## WORK REQUIRED
Go through the listing below and list every line with "xlabel".

-- Start DATASET EXCERPTS --

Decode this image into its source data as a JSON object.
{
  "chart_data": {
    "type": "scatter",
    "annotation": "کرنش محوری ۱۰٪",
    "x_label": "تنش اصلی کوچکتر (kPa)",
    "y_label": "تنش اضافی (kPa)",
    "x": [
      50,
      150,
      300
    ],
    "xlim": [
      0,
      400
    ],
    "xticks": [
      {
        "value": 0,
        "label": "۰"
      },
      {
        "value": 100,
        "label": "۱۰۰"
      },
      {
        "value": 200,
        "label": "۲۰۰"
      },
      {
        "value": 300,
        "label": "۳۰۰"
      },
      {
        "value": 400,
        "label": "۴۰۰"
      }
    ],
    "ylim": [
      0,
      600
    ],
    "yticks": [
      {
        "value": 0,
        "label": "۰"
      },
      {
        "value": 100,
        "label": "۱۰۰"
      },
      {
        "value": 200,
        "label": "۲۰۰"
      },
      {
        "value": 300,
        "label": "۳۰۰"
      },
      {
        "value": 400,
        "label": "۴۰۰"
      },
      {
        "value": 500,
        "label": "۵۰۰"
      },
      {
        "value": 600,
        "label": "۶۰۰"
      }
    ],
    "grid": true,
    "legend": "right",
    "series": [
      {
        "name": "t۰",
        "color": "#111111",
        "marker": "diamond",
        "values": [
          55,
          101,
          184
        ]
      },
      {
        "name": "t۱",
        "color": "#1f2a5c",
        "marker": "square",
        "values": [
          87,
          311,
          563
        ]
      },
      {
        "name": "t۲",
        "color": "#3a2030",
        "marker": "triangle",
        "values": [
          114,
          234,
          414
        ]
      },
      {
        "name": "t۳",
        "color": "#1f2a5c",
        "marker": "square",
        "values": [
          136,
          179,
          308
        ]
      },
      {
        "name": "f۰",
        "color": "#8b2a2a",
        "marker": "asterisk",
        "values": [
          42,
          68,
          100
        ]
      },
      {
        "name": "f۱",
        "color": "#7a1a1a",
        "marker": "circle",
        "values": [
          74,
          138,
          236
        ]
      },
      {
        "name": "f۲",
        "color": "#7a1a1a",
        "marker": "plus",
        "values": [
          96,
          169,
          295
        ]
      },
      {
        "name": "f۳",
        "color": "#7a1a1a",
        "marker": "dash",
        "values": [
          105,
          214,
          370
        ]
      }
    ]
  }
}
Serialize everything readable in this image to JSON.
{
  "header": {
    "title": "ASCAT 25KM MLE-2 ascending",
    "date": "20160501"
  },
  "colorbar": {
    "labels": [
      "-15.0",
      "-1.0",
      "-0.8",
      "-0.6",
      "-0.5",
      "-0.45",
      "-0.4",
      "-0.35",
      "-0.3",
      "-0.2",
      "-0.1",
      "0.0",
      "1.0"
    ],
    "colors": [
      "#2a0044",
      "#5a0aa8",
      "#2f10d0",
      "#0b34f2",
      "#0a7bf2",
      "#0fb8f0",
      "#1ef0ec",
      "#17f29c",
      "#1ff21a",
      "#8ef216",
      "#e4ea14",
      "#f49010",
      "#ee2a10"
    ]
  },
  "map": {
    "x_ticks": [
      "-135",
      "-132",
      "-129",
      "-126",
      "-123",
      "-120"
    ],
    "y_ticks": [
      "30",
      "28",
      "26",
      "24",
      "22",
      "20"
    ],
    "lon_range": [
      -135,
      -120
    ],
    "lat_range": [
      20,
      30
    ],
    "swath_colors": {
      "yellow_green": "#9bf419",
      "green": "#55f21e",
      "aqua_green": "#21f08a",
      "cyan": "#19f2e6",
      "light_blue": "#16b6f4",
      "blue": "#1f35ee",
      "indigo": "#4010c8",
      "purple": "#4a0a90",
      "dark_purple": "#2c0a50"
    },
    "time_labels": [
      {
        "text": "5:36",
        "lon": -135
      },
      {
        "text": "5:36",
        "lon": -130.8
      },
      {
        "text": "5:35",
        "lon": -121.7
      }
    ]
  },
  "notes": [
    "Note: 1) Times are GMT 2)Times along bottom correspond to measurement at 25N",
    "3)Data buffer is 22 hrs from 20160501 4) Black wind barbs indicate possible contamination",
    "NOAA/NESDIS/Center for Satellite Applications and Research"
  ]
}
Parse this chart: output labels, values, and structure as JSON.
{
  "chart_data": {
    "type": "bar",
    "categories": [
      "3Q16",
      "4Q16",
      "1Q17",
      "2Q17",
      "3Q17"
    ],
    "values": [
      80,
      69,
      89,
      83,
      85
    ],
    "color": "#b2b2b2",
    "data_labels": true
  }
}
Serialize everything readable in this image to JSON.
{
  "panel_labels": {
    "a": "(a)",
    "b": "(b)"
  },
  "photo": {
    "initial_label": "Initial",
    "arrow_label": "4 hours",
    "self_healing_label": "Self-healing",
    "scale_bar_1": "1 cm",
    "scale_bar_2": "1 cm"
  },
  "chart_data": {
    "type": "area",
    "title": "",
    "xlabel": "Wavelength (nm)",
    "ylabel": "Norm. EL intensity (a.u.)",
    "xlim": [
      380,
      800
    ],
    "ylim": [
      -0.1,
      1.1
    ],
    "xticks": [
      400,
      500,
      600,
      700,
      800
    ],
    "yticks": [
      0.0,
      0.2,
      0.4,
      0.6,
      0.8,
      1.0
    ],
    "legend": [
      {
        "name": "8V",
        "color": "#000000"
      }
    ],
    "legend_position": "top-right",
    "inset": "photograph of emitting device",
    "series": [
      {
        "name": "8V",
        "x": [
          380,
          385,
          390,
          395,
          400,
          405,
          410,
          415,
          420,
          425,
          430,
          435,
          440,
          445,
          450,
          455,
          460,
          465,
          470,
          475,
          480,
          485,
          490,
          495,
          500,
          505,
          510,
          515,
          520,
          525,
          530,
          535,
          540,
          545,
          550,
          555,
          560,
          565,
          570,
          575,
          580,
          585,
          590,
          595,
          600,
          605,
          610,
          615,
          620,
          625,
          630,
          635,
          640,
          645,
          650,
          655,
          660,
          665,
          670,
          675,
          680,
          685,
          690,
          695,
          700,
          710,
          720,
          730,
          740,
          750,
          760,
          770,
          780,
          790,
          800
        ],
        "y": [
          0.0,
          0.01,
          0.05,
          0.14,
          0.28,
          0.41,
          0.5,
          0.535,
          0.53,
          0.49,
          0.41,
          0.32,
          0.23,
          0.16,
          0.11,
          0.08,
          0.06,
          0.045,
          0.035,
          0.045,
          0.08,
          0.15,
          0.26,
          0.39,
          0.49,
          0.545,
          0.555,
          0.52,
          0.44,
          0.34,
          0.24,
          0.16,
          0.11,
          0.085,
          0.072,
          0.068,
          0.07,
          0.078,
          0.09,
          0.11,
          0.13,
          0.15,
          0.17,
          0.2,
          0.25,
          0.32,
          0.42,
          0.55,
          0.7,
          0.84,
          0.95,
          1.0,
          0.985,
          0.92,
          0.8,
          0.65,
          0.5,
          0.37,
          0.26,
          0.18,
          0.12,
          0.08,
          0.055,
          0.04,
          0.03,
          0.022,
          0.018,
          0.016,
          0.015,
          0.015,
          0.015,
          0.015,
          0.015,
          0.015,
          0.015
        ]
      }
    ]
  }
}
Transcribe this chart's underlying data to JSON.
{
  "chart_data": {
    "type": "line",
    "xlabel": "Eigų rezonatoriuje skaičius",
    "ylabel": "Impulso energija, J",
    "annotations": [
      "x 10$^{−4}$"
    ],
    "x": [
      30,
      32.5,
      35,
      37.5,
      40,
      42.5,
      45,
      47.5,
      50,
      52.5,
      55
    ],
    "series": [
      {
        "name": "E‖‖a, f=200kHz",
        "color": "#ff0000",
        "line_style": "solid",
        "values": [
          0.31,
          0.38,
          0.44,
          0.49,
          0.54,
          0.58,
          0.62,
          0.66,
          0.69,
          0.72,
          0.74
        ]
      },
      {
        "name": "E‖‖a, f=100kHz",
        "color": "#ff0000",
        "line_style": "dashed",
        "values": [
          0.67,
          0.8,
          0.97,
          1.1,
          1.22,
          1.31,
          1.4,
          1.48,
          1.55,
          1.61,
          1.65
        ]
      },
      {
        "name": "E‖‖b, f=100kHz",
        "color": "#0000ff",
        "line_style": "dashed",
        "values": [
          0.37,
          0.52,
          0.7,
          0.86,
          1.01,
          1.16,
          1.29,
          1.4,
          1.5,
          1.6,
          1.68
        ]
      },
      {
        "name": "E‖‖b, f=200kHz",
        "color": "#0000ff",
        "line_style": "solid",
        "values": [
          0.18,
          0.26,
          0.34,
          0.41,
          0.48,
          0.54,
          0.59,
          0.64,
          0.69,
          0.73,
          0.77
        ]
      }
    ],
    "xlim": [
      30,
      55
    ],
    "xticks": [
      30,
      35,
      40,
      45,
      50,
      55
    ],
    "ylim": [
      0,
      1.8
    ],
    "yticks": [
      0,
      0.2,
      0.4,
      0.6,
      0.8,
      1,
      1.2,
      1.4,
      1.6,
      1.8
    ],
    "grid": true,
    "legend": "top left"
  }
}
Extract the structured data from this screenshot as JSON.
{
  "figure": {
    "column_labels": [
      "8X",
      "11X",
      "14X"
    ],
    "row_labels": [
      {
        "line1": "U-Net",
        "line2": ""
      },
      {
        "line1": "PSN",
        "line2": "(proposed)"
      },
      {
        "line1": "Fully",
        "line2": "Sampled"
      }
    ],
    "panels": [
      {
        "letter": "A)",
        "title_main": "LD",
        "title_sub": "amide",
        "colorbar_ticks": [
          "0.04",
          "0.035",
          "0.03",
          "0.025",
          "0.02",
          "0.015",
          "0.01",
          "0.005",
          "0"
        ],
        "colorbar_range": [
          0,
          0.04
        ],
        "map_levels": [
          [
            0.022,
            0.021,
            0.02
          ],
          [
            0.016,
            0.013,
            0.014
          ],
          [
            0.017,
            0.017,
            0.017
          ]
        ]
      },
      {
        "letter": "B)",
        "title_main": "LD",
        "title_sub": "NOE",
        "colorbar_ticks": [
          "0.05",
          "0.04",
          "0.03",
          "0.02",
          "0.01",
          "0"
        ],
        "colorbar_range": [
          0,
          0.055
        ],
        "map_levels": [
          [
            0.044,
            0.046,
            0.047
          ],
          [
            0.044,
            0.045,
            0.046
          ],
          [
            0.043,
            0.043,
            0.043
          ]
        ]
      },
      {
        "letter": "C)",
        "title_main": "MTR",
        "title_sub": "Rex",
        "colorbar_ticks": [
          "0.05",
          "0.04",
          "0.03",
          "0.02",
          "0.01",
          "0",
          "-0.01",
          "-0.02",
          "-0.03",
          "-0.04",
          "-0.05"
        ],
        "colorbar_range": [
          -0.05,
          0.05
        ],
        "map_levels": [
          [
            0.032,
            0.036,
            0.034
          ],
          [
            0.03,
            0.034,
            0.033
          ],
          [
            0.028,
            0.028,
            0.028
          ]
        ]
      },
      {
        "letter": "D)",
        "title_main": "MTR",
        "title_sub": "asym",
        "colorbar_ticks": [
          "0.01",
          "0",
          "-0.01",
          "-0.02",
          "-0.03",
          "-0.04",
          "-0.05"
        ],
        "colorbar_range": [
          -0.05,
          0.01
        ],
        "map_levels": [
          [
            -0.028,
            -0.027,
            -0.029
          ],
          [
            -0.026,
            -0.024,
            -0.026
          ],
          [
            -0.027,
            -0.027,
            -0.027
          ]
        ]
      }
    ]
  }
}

-- End DATASET EXCERPTS --

## RESPONSE TO THIS EXERCISE
    "xlabel": "Wavelength (nm)",
    "xlabel": "Eigų rezonatoriuje skaičius",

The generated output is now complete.